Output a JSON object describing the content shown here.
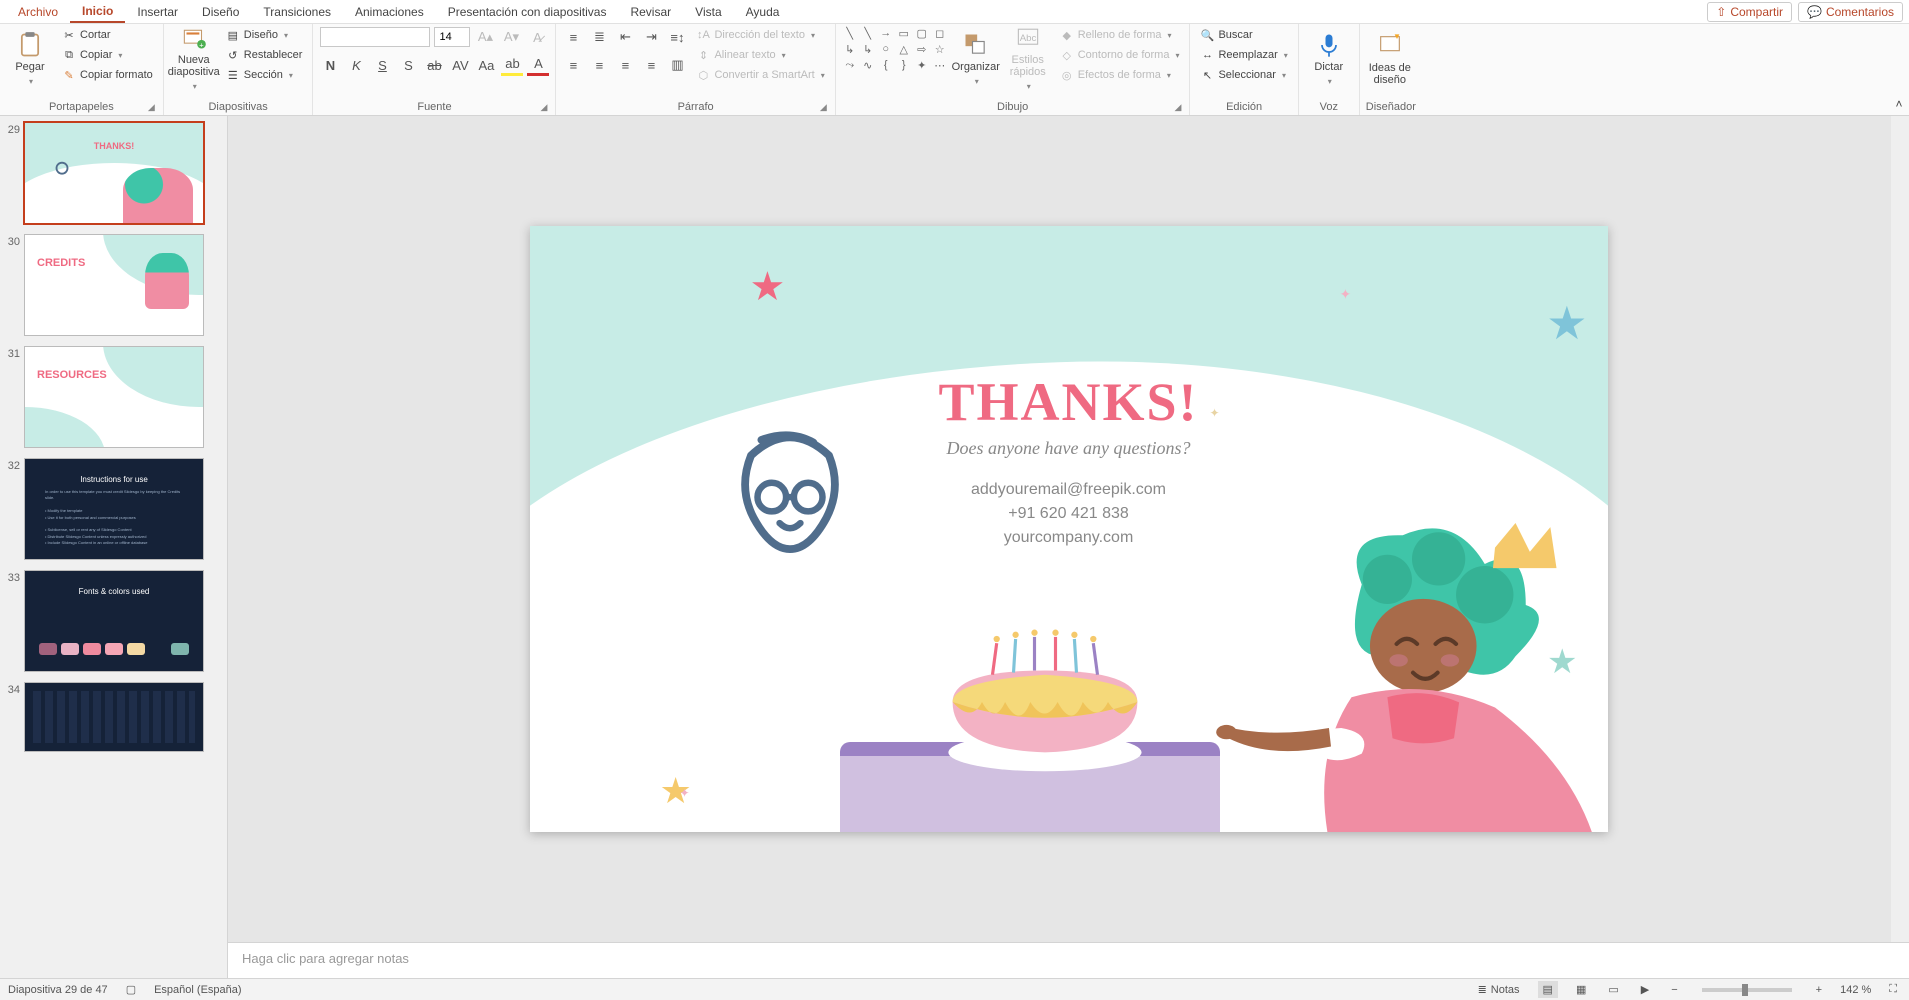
{
  "menu": {
    "file": "Archivo",
    "home": "Inicio",
    "insert": "Insertar",
    "design": "Diseño",
    "transitions": "Transiciones",
    "animations": "Animaciones",
    "slideshow": "Presentación con diapositivas",
    "review": "Revisar",
    "view": "Vista",
    "help": "Ayuda",
    "share": "Compartir",
    "comments": "Comentarios"
  },
  "ribbon": {
    "clipboard": {
      "label": "Portapapeles",
      "paste": "Pegar",
      "cut": "Cortar",
      "copy": "Copiar",
      "format_painter": "Copiar formato"
    },
    "slides": {
      "label": "Diapositivas",
      "new_slide": "Nueva diapositiva",
      "layout": "Diseño",
      "reset": "Restablecer",
      "section": "Sección"
    },
    "font": {
      "label": "Fuente",
      "size_value": "14"
    },
    "paragraph": {
      "label": "Párrafo",
      "text_direction": "Dirección del texto",
      "align_text": "Alinear texto",
      "smartart": "Convertir a SmartArt"
    },
    "drawing": {
      "label": "Dibujo",
      "arrange": "Organizar",
      "quick_styles": "Estilos rápidos",
      "shape_fill": "Relleno de forma",
      "shape_outline": "Contorno de forma",
      "shape_effects": "Efectos de forma"
    },
    "editing": {
      "label": "Edición",
      "find": "Buscar",
      "replace": "Reemplazar",
      "select": "Seleccionar"
    },
    "voice": {
      "label": "Voz",
      "dictate": "Dictar"
    },
    "designer": {
      "label": "Diseñador",
      "ideas": "Ideas de diseño"
    }
  },
  "thumbnails": {
    "items": [
      {
        "num": "29",
        "title": "THANKS!",
        "type": "light"
      },
      {
        "num": "30",
        "title": "CREDITS",
        "type": "light"
      },
      {
        "num": "31",
        "title": "RESOURCES",
        "type": "light"
      },
      {
        "num": "32",
        "title": "Instructions for use",
        "type": "dark"
      },
      {
        "num": "33",
        "title": "Fonts & colors used",
        "type": "dark"
      },
      {
        "num": "34",
        "title": "",
        "type": "dark"
      }
    ]
  },
  "slide": {
    "title": "THANKS!",
    "subtitle": "Does anyone have any questions?",
    "email": "addyouremail@freepik.com",
    "phone": "+91  620 421 838",
    "website": "yourcompany.com"
  },
  "notes": {
    "placeholder": "Haga clic para agregar notas"
  },
  "status": {
    "slide_info": "Diapositiva 29 de 47",
    "language": "Español (España)",
    "notes_btn": "Notas",
    "zoom": "142 %"
  }
}
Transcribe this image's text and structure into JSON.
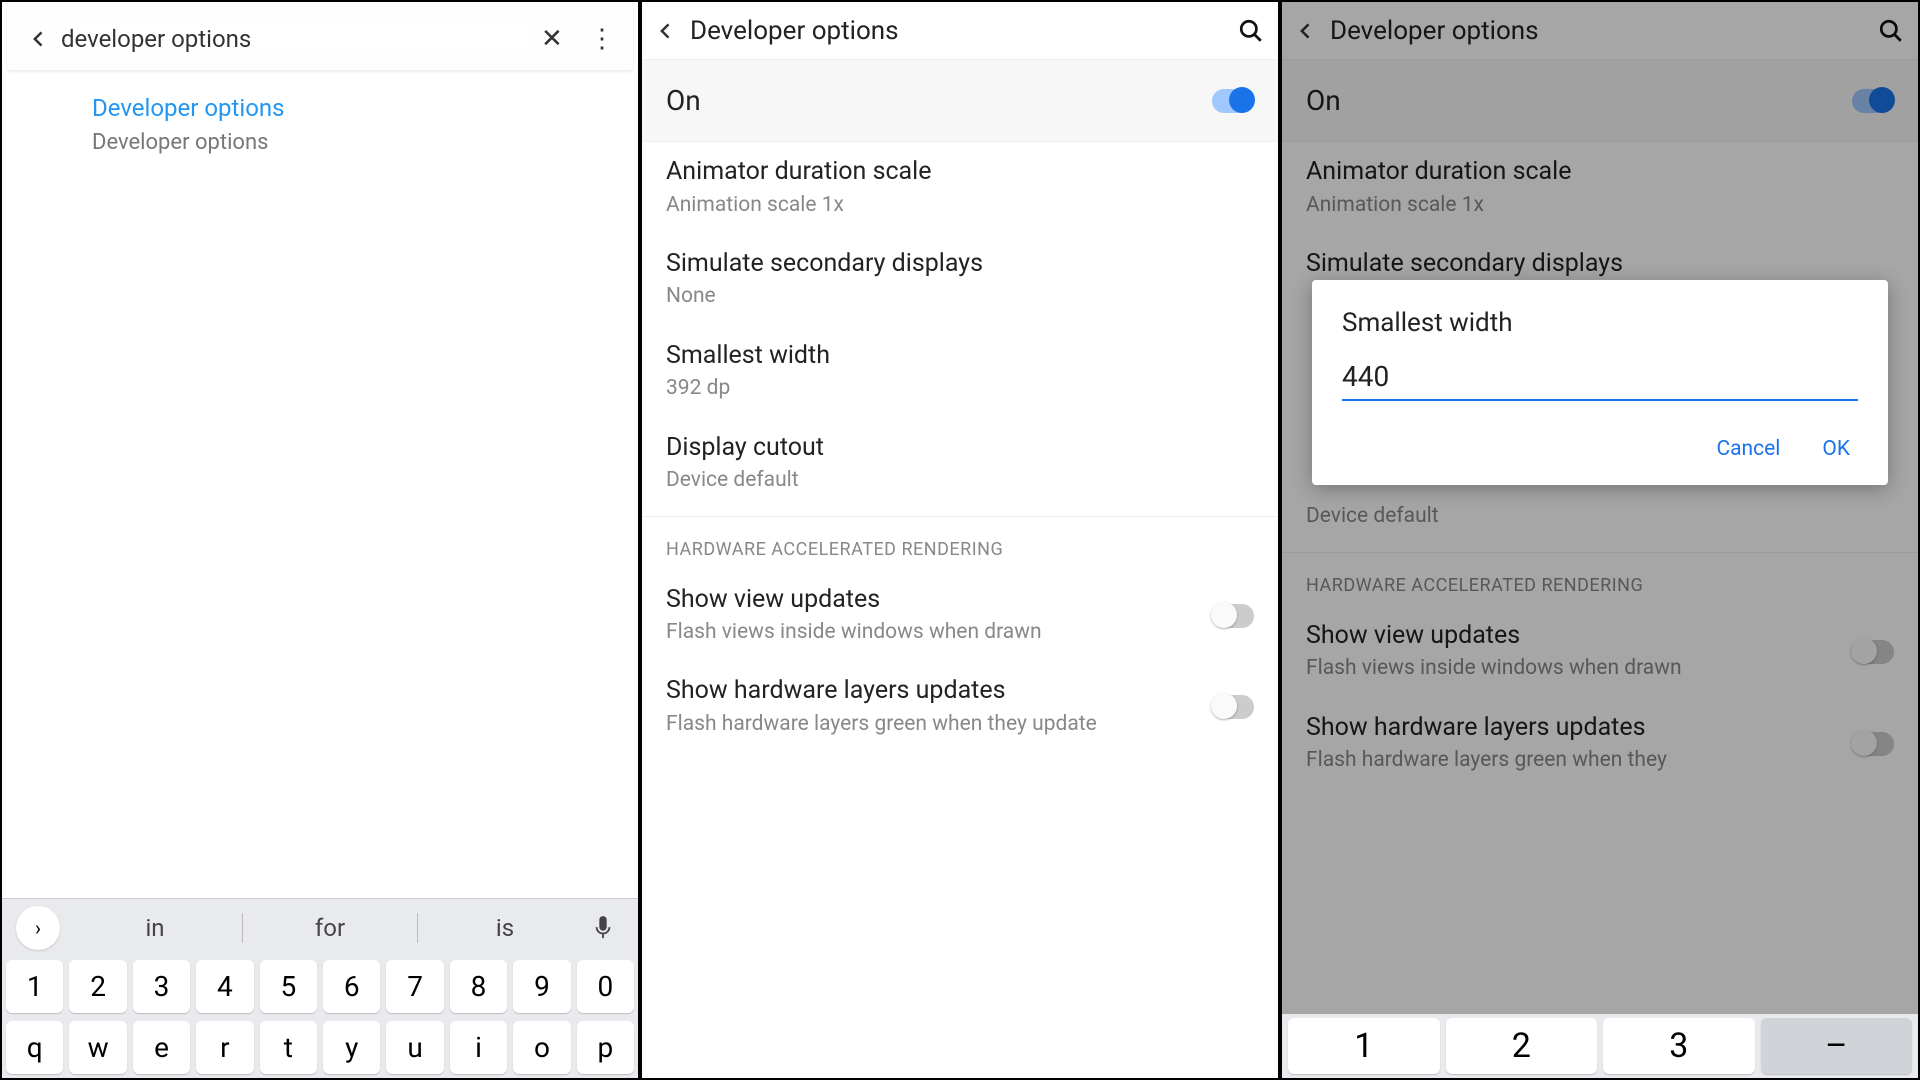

= = =

Report each line in the preceding entries that holds the string "JSON".

Output a JSON object describing the content shown here.
Transcribe this image's text and structure into JSON.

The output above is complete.